(Dataset excerpts)
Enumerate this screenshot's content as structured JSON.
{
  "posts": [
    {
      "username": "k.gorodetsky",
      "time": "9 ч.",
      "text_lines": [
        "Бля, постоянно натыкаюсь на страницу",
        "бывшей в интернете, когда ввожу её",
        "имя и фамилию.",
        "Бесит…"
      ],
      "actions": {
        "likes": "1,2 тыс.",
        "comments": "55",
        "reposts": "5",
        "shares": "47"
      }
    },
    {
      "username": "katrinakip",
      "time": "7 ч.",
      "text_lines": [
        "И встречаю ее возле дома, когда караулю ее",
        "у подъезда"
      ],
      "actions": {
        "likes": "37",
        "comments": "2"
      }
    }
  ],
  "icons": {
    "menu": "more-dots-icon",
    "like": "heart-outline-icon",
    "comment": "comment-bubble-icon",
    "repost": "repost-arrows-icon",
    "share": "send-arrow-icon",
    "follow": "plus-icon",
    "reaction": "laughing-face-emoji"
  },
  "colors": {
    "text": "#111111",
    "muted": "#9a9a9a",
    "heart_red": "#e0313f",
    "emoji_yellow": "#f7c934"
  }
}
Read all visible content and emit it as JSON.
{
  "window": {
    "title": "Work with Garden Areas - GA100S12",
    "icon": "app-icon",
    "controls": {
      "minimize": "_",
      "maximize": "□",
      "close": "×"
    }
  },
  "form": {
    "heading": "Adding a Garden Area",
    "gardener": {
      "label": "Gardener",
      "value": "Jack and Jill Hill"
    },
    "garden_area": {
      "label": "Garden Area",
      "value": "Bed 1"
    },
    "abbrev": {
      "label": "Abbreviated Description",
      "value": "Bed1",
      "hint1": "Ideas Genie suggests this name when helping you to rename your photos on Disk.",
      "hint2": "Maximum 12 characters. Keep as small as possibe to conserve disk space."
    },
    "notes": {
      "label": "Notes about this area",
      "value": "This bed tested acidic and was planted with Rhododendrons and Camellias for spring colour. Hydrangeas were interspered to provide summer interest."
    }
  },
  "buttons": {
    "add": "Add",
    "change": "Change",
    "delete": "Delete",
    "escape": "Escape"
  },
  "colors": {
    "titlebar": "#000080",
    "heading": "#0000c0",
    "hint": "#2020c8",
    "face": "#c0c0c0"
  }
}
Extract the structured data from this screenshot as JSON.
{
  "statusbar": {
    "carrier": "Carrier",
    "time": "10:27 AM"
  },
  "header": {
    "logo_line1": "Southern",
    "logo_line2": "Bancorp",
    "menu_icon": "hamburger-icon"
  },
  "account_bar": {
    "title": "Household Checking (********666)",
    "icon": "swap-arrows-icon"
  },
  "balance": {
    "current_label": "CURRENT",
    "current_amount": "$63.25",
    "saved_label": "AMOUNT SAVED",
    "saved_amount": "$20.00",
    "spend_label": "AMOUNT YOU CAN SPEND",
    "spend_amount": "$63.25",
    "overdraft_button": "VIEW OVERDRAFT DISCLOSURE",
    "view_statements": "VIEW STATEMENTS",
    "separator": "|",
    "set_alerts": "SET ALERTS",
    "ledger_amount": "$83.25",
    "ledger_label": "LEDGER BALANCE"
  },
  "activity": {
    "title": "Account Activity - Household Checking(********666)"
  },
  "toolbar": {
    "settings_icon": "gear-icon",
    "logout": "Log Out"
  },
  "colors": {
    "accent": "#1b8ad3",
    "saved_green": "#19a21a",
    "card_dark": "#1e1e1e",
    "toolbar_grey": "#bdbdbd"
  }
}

■ **The task**: How many lines in the listing contain "screenshot"? Answer with the number alone.

■ **Output of the task**: 2